Direction:
State the number of lines that contain "Uses", with no other text.
* Start *
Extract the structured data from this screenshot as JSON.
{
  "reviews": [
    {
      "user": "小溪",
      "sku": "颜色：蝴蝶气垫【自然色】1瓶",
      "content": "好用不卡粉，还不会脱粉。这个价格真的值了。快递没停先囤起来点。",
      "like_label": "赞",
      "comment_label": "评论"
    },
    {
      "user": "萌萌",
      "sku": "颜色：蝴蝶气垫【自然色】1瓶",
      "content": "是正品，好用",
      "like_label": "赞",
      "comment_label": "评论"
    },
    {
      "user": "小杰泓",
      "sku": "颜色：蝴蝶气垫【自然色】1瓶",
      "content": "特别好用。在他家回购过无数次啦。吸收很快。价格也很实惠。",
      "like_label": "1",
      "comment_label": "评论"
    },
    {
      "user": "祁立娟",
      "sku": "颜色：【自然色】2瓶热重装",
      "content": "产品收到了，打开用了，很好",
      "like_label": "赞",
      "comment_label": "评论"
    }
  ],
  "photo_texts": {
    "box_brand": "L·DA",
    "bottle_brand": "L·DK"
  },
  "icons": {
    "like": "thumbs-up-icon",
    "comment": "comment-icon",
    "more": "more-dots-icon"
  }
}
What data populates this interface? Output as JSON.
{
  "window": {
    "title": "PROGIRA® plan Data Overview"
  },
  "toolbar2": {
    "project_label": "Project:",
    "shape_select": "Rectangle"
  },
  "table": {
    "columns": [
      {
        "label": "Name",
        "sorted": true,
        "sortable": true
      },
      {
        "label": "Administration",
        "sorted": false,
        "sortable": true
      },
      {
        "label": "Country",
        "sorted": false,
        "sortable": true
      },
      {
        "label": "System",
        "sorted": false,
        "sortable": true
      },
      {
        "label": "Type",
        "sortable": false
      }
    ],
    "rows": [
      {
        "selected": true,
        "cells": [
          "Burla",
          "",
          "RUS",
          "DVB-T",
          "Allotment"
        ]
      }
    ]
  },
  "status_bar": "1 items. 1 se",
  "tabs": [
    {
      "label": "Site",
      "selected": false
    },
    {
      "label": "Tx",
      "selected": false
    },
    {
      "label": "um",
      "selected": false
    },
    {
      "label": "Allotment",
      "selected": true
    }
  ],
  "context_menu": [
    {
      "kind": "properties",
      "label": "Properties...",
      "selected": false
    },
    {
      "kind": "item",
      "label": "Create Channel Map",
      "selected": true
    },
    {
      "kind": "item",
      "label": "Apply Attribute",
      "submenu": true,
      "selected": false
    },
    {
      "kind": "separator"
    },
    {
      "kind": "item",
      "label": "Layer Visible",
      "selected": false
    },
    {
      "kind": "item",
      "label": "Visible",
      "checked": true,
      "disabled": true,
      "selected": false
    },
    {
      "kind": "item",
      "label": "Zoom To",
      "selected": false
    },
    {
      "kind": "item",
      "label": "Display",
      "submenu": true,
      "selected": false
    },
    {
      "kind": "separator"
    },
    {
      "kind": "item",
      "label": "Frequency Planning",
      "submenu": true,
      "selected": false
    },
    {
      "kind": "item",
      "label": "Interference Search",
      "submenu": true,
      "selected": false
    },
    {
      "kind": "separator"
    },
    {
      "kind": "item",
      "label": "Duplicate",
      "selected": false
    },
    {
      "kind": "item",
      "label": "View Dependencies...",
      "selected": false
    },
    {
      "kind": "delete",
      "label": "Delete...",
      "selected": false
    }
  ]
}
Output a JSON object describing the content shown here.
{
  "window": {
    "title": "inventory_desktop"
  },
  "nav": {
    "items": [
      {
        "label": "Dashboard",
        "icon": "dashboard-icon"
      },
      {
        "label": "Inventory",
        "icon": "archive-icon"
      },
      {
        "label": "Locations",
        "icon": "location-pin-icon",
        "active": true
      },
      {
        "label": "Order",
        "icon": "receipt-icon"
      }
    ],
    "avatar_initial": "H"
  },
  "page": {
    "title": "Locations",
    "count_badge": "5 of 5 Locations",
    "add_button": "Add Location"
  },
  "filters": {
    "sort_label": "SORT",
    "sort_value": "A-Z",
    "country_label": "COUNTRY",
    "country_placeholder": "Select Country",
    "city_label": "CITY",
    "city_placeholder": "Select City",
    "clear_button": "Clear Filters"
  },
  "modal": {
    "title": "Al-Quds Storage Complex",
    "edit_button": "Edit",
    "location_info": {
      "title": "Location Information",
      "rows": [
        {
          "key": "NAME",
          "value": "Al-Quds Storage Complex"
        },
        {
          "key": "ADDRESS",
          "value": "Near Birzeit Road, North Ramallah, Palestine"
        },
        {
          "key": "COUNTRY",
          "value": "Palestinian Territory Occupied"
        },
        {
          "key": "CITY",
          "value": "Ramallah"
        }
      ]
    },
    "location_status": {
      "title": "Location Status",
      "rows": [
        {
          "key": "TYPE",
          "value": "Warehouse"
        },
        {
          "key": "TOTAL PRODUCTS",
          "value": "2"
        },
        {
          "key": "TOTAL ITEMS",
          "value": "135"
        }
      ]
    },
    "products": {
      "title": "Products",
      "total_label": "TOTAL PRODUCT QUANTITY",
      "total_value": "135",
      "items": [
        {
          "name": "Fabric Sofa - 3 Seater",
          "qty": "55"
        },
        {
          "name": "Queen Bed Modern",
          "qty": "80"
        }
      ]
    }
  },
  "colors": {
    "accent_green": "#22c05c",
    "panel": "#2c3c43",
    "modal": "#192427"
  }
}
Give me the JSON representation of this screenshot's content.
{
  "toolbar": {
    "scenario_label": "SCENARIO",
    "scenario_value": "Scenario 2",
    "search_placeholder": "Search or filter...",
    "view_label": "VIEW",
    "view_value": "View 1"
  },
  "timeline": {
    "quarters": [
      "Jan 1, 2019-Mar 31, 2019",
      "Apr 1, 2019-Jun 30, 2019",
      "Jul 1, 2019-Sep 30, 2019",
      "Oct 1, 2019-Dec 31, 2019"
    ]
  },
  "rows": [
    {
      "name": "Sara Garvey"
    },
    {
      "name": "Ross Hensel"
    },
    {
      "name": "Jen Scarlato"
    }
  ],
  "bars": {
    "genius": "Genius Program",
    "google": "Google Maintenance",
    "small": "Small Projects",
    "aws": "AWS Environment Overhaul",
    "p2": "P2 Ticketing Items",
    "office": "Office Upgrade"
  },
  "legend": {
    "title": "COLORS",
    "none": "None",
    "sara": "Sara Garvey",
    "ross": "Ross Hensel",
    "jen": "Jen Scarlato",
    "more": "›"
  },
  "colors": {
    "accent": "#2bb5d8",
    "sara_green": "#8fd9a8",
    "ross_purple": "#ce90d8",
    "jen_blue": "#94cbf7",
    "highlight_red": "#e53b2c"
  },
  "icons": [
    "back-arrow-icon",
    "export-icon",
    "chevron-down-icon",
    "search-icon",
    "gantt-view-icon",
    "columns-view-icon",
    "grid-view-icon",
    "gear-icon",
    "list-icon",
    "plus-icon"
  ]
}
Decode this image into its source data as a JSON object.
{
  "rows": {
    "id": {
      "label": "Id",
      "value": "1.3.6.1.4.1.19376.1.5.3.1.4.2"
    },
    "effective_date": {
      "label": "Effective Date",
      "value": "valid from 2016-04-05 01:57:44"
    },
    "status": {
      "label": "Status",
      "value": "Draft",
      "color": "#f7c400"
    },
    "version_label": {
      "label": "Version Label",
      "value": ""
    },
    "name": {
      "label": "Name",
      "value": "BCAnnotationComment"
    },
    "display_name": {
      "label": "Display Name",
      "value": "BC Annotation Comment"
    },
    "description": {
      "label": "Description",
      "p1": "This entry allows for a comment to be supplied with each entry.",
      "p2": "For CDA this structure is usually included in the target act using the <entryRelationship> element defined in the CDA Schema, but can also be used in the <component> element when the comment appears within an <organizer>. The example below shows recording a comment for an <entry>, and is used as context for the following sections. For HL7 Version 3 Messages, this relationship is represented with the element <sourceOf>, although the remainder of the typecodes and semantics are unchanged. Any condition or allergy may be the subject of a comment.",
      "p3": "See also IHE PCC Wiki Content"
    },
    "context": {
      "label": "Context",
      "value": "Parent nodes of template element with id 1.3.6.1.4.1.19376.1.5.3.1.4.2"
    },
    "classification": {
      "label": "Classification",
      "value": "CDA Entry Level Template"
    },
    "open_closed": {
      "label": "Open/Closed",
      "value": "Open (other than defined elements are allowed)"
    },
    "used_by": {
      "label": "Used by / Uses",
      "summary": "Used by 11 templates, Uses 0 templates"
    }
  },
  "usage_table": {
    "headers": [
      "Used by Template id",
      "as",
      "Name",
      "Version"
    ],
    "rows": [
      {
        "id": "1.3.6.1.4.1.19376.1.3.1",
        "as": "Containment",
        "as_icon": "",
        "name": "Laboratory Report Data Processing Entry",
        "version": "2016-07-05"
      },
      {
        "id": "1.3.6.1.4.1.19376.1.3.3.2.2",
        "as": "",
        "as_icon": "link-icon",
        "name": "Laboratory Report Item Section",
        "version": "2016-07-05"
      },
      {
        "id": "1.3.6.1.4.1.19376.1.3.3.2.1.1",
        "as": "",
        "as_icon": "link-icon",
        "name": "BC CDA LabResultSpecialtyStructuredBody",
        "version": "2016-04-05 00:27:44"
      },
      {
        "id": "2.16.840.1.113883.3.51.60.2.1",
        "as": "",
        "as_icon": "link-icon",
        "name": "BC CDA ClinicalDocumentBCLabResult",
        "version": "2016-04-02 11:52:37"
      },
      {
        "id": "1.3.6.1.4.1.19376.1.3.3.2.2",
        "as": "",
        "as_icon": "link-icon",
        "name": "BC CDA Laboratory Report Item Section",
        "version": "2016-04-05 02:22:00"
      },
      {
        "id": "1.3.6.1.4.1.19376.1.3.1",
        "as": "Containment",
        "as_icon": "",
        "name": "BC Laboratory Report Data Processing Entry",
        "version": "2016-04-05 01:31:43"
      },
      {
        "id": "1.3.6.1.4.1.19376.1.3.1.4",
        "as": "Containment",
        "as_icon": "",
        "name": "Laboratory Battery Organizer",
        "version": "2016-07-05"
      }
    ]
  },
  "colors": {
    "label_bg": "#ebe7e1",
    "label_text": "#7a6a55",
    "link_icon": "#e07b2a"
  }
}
* End *
Result of this task:
2